>> begin
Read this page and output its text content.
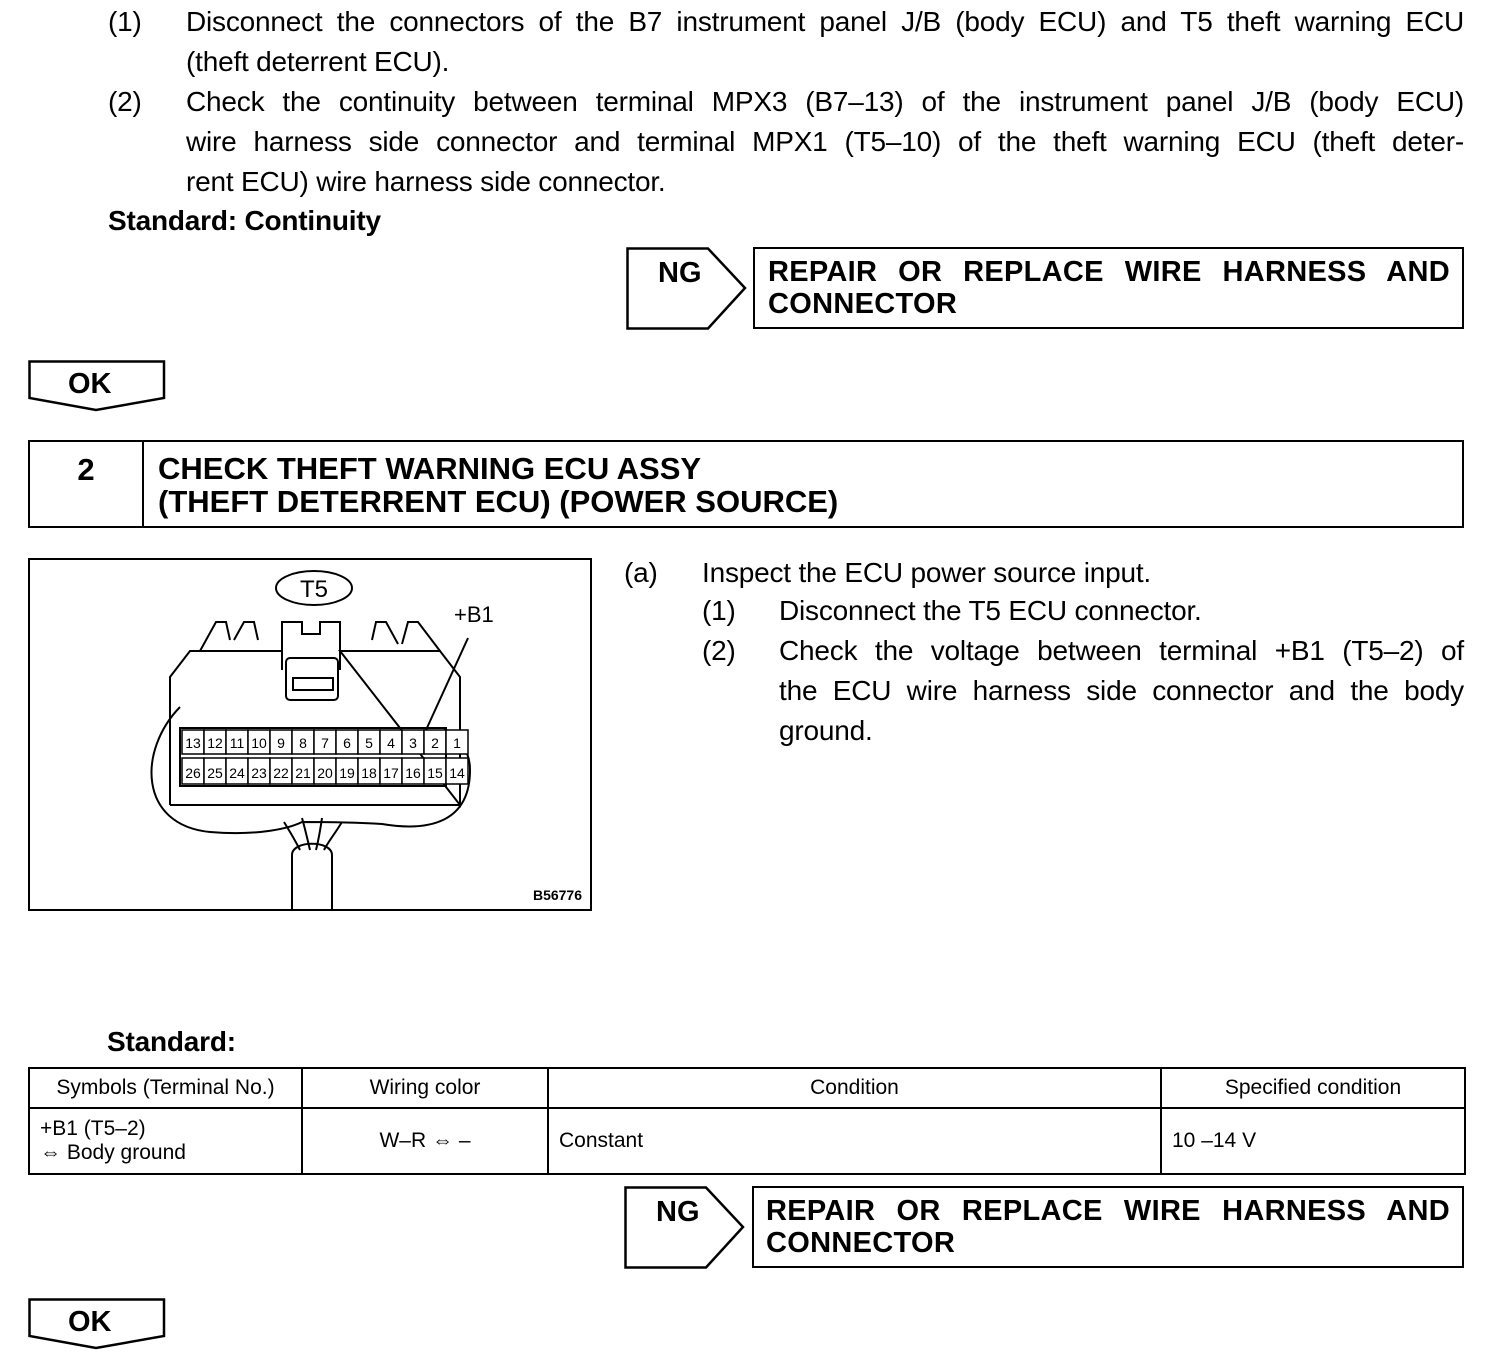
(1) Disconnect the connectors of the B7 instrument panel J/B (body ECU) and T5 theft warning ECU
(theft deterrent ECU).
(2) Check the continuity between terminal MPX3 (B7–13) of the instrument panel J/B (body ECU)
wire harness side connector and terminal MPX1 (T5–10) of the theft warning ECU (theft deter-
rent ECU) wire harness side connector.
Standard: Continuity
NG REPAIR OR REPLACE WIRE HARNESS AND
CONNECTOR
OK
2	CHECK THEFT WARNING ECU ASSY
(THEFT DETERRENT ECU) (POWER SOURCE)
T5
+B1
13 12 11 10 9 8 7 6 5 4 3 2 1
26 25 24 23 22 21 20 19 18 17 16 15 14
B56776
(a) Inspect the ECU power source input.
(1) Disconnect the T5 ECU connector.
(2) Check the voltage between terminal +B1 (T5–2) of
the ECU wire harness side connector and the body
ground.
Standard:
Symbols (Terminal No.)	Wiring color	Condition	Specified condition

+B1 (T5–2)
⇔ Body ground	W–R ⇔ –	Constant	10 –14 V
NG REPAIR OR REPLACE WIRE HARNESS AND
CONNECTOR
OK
>> end
PROBLEM TO WORK ON:
For each line above that contains the word "ground", copy that line.

REPLY TO THE TASK:
ground.
⇔ Body ground	W–R ⇔ –	Constant	10 –14 V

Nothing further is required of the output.